■ **Excerpted records**

## begin

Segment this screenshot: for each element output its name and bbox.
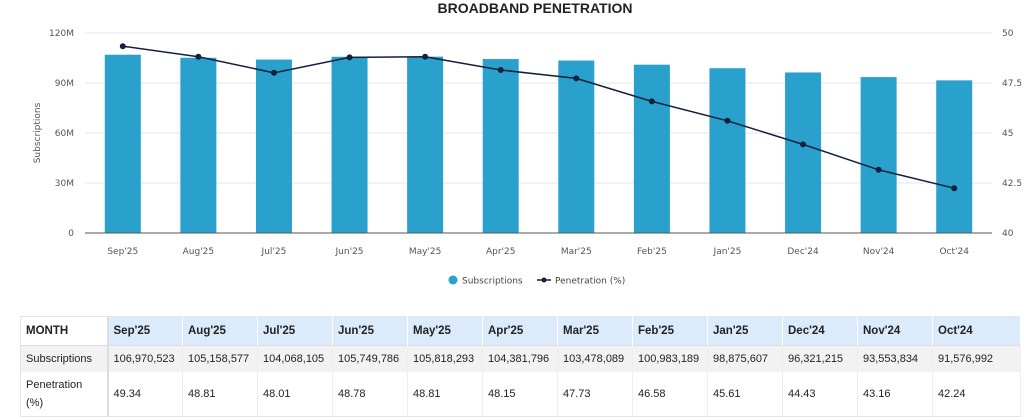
bar-subscriptions xyxy=(331,56,368,234)
point-penetration xyxy=(724,117,731,124)
x-tick-label: Nov'24 xyxy=(863,247,895,257)
subscriptions-cell: 96,321,215 xyxy=(782,345,858,372)
y2-tick-label: 42.5 xyxy=(1002,179,1022,189)
row-label-subscriptions: Subscriptions xyxy=(20,345,109,372)
line-penetration xyxy=(122,45,955,189)
point-penetration xyxy=(800,141,807,148)
bar-subscriptions xyxy=(180,57,217,234)
bar-subscriptions xyxy=(709,68,746,233)
bar-subscriptions xyxy=(633,64,670,233)
bar-subscriptions xyxy=(407,56,444,234)
subscriptions-cell: 98,875,607 xyxy=(707,345,783,372)
y-tick-label: 30M xyxy=(55,179,74,189)
x-tick-label: Dec'24 xyxy=(787,247,819,257)
y2-tick-label: 50 xyxy=(1002,29,1014,39)
x-tick-label: Apr'25 xyxy=(486,247,516,257)
point-penetration xyxy=(951,185,958,192)
bar-subscriptions xyxy=(936,80,973,234)
month-header-cell: Jul'25 xyxy=(257,316,333,346)
bar-subscriptions xyxy=(860,77,897,234)
x-tick-label: Jan'25 xyxy=(713,247,742,257)
x-tick-label: Aug'25 xyxy=(183,247,215,257)
penetration-cell: 48.81 xyxy=(407,372,483,417)
point-penetration xyxy=(573,75,580,82)
month-header-cell: Sep'25 xyxy=(107,316,183,346)
x-tick-label: May'25 xyxy=(409,247,442,257)
x-tick-label: Feb'25 xyxy=(637,247,667,257)
month-header: MONTH xyxy=(20,316,109,346)
month-header-cell: Apr'25 xyxy=(482,316,558,346)
y-tick-label: 0 xyxy=(68,229,74,239)
combo-chart: BROADBAND PENETRATION 0 40 30M 42.5 60M 45 90M… xyxy=(33,0,1022,287)
month-header-cell: Feb'25 xyxy=(632,316,708,346)
point-penetration xyxy=(422,53,429,60)
subscriptions-cell: 105,749,786 xyxy=(332,345,408,372)
x-tick-label: Sep'25 xyxy=(107,247,138,257)
penetration-cell: 43.16 xyxy=(857,372,933,417)
x-tick-label: Oct'24 xyxy=(939,247,969,257)
x-tick-label: Mar'25 xyxy=(561,247,592,257)
bar-subscriptions xyxy=(255,59,292,233)
penetration-cell: 49.34 xyxy=(107,372,183,417)
legend[interactable]: Subscriptions Penetration (%) xyxy=(448,275,626,287)
month-header-cell: Mar'25 xyxy=(557,316,633,346)
legend-subscriptions[interactable]: Subscriptions xyxy=(462,277,523,287)
month-header-cell: Nov'24 xyxy=(857,316,933,346)
month-header-cell: Jun'25 xyxy=(332,316,408,346)
penetration-cell: 47.73 xyxy=(557,372,633,417)
row-label-penetration: Penetration (%) xyxy=(20,372,109,417)
chart-title: BROADBAND PENETRATION xyxy=(438,0,633,16)
month-header-cell: Aug'25 xyxy=(182,316,258,346)
y2-tick-label: 47.5 xyxy=(1002,79,1022,89)
legend-penetration[interactable]: Penetration (%) xyxy=(555,277,625,287)
bar-subscriptions xyxy=(558,60,595,234)
point-penetration xyxy=(270,69,277,76)
y-tick-label: 120M xyxy=(49,29,74,39)
penetration-cell: 48.01 xyxy=(257,372,333,417)
subscriptions-cell: 105,818,293 xyxy=(407,345,483,372)
y2-tick-label: 45 xyxy=(1002,129,1013,139)
data-table: MONTH Sep'25 Aug'25 Jul'25 Jun'25 May'25 Apr'… xyxy=(20,316,1021,417)
month-header-cell: Oct'24 xyxy=(932,316,1021,346)
subscriptions-cell: 105,158,577 xyxy=(182,345,258,372)
penetration-cell: 44.43 xyxy=(782,372,858,417)
month-header-cell: May'25 xyxy=(407,316,483,346)
point-penetration xyxy=(648,98,655,105)
y2-tick-label: 40 xyxy=(1002,229,1014,239)
penetration-cell: 48.78 xyxy=(332,372,408,417)
point-penetration xyxy=(195,53,202,60)
subscriptions-cell: 106,970,523 xyxy=(107,345,183,372)
point-penetration xyxy=(346,54,353,61)
penetration-cell: 48.15 xyxy=(482,372,558,417)
point-penetration xyxy=(497,67,504,73)
subscriptions-cell: 91,576,992 xyxy=(932,345,1021,372)
x-tick-label: Jul'25 xyxy=(261,247,287,257)
month-header-cell: Dec'24 xyxy=(782,316,858,346)
x-tick-label: Jun'25 xyxy=(335,247,364,257)
point-penetration xyxy=(119,43,126,50)
penetration-cell: 46.58 xyxy=(632,372,708,417)
penetration-cell: 42.24 xyxy=(932,372,1021,417)
subscriptions-cell: 104,068,105 xyxy=(257,345,333,372)
legend-penetration-marker xyxy=(541,277,547,283)
subscriptions-cell: 103,478,089 xyxy=(557,345,633,372)
y-tick-label: 90M xyxy=(55,79,74,89)
y-tick-label: 60M xyxy=(55,129,74,139)
penetration-cell: 48.81 xyxy=(182,372,258,417)
subscriptions-cell: 100,983,189 xyxy=(632,345,708,372)
bar-subscriptions xyxy=(482,59,519,234)
point-penetration xyxy=(875,166,882,173)
bar-subscriptions xyxy=(104,54,141,234)
subscriptions-cell: 104,381,796 xyxy=(482,345,558,372)
legend-subscriptions-swatch xyxy=(448,275,458,285)
month-header-cell: Jan'25 xyxy=(707,316,783,346)
bar-subscriptions xyxy=(785,72,822,233)
y-axis-label: Subscriptions xyxy=(33,102,43,163)
penetration-cell: 45.61 xyxy=(707,372,783,417)
subscriptions-cell: 93,553,834 xyxy=(857,345,933,372)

## end

■ **What you will do**
Render the whole listing above as a JSON list of strings, one string per line, with blank lines dropped and the pictures left out.

■ **Finished answer**
[
  "Segment this screenshot: for each element output its name and bbox.",
  "bar-subscriptions xyxy=(331,56,368,234)",
  "point-penetration xyxy=(724,117,731,124)",
  "x-tick-label: Nov'24 xyxy=(863,247,895,257)",
  "subscriptions-cell: 96,321,215 xyxy=(782,345,858,372)",
  "y2-tick-label: 42.5 xyxy=(1002,179,1022,189)",
  "row-label-subscriptions: Subscriptions xyxy=(20,345,109,372)",
  "line-penetration xyxy=(122,45,955,189)",
  "point-penetration xyxy=(800,141,807,148)",
  "bar-subscriptions xyxy=(180,57,217,234)",
  "bar-subscriptions xyxy=(709,68,746,233)",
  "bar-subscriptions xyxy=(633,64,670,233)",
  "bar-subscriptions xyxy=(407,56,444,234)",
  "subscriptions-cell: 98,875,607 xyxy=(707,345,783,372)",
  "y-tick-label: 30M xyxy=(55,179,74,189)",
  "x-tick-label: Dec'24 xyxy=(787,247,819,257)",
  "y2-tick-label: 50 xyxy=(1002,29,1014,39)",
  "x-tick-label: Apr'25 xyxy=(486,247,516,257)",
  "point-penetration xyxy=(951,185,958,192)",
  "bar-subscriptions xyxy=(936,80,973,234)",
  "month-header-cell: Jul'25 xyxy=(257,316,333,346)",
  "bar-subscriptions xyxy=(860,77,897,234)",
  "x-tick-label: Jan'25 xyxy=(713,247,742,257)",
  "x-tick-label: Aug'25 xyxy=(183,247,215,257)",
  "penetration-cell: 48.81 xyxy=(407,372,483,417)",
  "point-penetration xyxy=(573,75,580,82)",
  "month-header-cell: Sep'25 xyxy=(107,316,183,346)",
  "x-tick-label: May'25 xyxy=(409,247,442,257)",
  "x-tick-label: Feb'25 xyxy=(637,247,667,257)",
  "month-header: MONTH xyxy=(20,316,109,346)",
  "month-header-cell: Apr'25 xyxy=(482,316,558,346)",
  "y-tick-label: 0 xyxy=(68,229,74,239)",
  "combo-chart: BROADBAND PENETRATION 0 40 30M 42.5 60M 45 90M… xyxy=(33,0,1022,287)",
  "month-header-cell: Feb'25 xyxy=(632,316,708,346)",
  "point-penetration xyxy=(422,53,429,60)",
  "subscriptions-cell: 105,749,786 xyxy=(332,345,408,372)",
  "x-tick-label: Sep'25 xyxy=(107,247,138,257)",
  "penetration-cell: 43.16 xyxy=(857,372,933,417)",
  "x-tick-label: Oct'24 xyxy=(939,247,969,257)",
  "x-tick-label: Mar'25 xyxy=(561,247,592,257)",
  "bar-subscriptions xyxy=(255,59,292,233)",
  "penetration-cell: 49.34 xyxy=(107,372,183,417)",
  "legend[interactable]: Subscriptions Penetration (%) xyxy=(448,275,626,287)",
  "month-header-cell: Mar'25 xyxy=(557,316,633,346)",
  "legend-subscriptions[interactable]: Subscriptions xyxy=(462,277,523,287)",
  "month-header-cell: Nov'24 xyxy=(857,316,933,346)",
  "month-header-cell: Jun'25 xyxy=(332,316,408,346)",
  "penetration-cell: 47.73 xyxy=(557,372,633,417)",
  "row-label-penetration: Penetration (%) xyxy=(20,372,109,417)",
  "chart-title: BROADBAND PENETRATION xyxy=(438,0,633,16)",
  "month-header-cell: Aug'25 xyxy=(182,316,258,346)",
  "y2-tick-label: 47.5 xyxy=(1002,79,1022,89)",
  "legend-penetration[interactable]: Penetration (%) xyxy=(555,277,625,287)",
  "bar-subscriptions xyxy=(558,60,595,234)",
  "point-penetration xyxy=(270,69,277,76)",
  "y-tick-label: 120M xyxy=(49,29,74,39)",
  "penetration-cell: 48.01 xyxy=(257,372,333,417)",
  "subscriptions-cell: 105,818,293 xyxy=(407,345,483,372)",
  "y2-tick-label: 45 xyxy=(1002,129,1013,139)",
  "data-table: MONTH Sep'25 Aug'25 Jul'25 Jun'25 May'25 Apr'… xyxy=(20,316,1021,417)",
  "month-header-cell: Oct'24 xyxy=(932,316,1021,346)",
  "subscriptions-cell: 105,158,577 xyxy=(182,345,258,372)",
  "penetration-cell: 44.43 xyxy=(782,372,858,417)",
  "month-header-cell: May'25 xyxy=(407,316,483,346)",
  "point-penetration xyxy=(648,98,655,105)",
  "y2-tick-label: 40 xyxy=(1002,229,1014,239)",
  "penetration-cell: 48.78 xyxy=(332,372,408,417)",
  "point-penetration xyxy=(195,53,202,60)",
  "subscriptions-cell: 106,970,523 xyxy=(107,345,183,372)",
  "point-penetration xyxy=(346,54,353,61)",
  "penetration-cell: 48.15 xyxy=(482,372,558,417)",
  "point-penetration xyxy=(497,67,504,73)",
  "subscriptions-cell: 91,576,992 xyxy=(932,345,1021,372)",
  "x-tick-label: Jul'25 xyxy=(261,247,287,257)",
  "month-header-cell: Dec'24 xyxy=(782,316,858,346)",
  "x-tick-label: Jun'25 xyxy=(335,247,364,257)",
  "point-penetration xyxy=(119,43,126,50)",
  "penetration-cell: 46.58 xyxy=(632,372,708,417)",
  "penetration-cell: 42.24 xyxy=(932,372,1021,417)",
  "subscriptions-cell: 104,068,105 xyxy=(257,345,333,372)",
  "legend-penetration-marker xyxy=(541,277,547,283)",
  "subscriptions-cell: 103,478,089 xyxy=(557,345,633,372)",
  "y-tick-label: 90M xyxy=(55,79,74,89)",
  "y-tick-label: 60M xyxy=(55,129,74,139)",
  "penetration-cell: 48.81 xyxy=(182,372,258,417)",
  "subscriptions-cell: 100,983,189 xyxy=(632,345,708,372)",
  "bar-subscriptions xyxy=(482,59,519,234)",
  "point-penetration xyxy=(875,166,882,173)",
  "bar-subscriptions xyxy=(104,54,141,234)",
  "subscriptions-cell: 104,381,796 xyxy=(482,345,558,372)",
  "legend-subscriptions-swatch xyxy=(448,275,458,285)",
  "month-header-cell: Jan'25 xyxy=(707,316,783,346)",
  "bar-subscriptions xyxy=(785,72,822,233)",
  "y-axis-label: Subscriptions xyxy=(33,102,43,163)",
  "penetration-cell: 45.61 xyxy=(707,372,783,417)",
  "subscriptions-cell: 93,553,834 xyxy=(857,345,933,372)"
]